- [REQUIRED WORK]
Extract the full set of records, then give each one again exactly.
═════ RECORDS FOR THE TASK
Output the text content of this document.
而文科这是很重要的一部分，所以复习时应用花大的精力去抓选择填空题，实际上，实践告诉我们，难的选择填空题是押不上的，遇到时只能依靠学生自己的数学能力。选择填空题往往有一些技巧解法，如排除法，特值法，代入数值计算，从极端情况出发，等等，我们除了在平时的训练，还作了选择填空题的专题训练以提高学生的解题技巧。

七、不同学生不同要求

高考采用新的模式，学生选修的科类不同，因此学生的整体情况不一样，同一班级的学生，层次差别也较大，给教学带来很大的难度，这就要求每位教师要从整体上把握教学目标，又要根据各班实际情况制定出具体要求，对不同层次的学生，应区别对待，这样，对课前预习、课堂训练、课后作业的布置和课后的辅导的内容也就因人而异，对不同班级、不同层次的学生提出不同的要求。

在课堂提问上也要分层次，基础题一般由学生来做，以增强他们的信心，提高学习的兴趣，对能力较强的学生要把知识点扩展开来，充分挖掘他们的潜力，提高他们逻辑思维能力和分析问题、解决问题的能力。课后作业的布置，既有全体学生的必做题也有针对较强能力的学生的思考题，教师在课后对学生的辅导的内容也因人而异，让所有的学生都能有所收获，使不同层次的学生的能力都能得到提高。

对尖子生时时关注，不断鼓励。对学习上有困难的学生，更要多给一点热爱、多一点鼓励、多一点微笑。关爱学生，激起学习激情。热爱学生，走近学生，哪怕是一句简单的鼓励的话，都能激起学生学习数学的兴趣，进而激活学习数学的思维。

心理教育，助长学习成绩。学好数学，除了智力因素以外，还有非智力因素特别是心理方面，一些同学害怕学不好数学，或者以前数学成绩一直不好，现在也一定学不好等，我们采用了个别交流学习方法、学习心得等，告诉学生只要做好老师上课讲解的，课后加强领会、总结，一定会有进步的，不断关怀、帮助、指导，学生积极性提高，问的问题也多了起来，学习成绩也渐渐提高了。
══════════
- [TASK RESULT]
Output the text content of this document.
而文科这是很重要的一部分，所以复习时应用花大的精力去抓选择填空题，实际上，实践告诉我们，难的选择填空题是押不上的，遇到时只能依靠学生自己的数学能力。选择填空题往往有一些技巧解法，如排除法，特值法，代入数值计算，从极端情况出发，等等，我们除了在平时的训练，还作了选择填空题的专题训练以提高学生的解题技巧。

七、不同学生不同要求

高考采用新的模式，学生选修的科类不同，因此学生的整体情况不一样，同一班级的学生，层次差别也较大，给教学带来很大的难度，这就要求每位教师要从整体上把握教学目标，又要根据各班实际情况制定出具体要求，对不同层次的学生，应区别对待，这样，对课前预习、课堂训练、课后作业的布置和课后的辅导的内容也就因人而异，对不同班级、不同层次的学生提出不同的要求。

在课堂提问上也要分层次，基础题一般由学生来做，以增强他们的信心，提高学习的兴趣，对能力较强的学生要把知识点扩展开来，充分挖掘他们的潜力，提高他们逻辑思维能力和分析问题、解决问题的能力。课后作业的布置，既有全体学生的必做题也有针对较强能力的学生的思考题，教师在课后对学生的辅导的内容也因人而异，让所有的学生都能有所收获，使不同层次的学生的能力都能得到提高。

对尖子生时时关注，不断鼓励。对学习上有困难的学生，更要多给一点热爱、多一点鼓励、多一点微笑。关爱学生，激起学习激情。热爱学生，走近学生，哪怕是一句简单的鼓励的话，都能激起学生学习数学的兴趣，进而激活学习数学的思维。

心理教育，助长学习成绩。学好数学，除了智力因素以外，还有非智力因素特别是心理方面，一些同学害怕学不好数学，或者以前数学成绩一直不好，现在也一定学不好等，我们采用了个别交流学习方法、学习心得等，告诉学生只要做好老师上课讲解的，课后加强领会、总结，一定会有进步的，不断关怀、帮助、指导，学生积极性提高，问的问题也多了起来，学习成绩也渐渐提高了。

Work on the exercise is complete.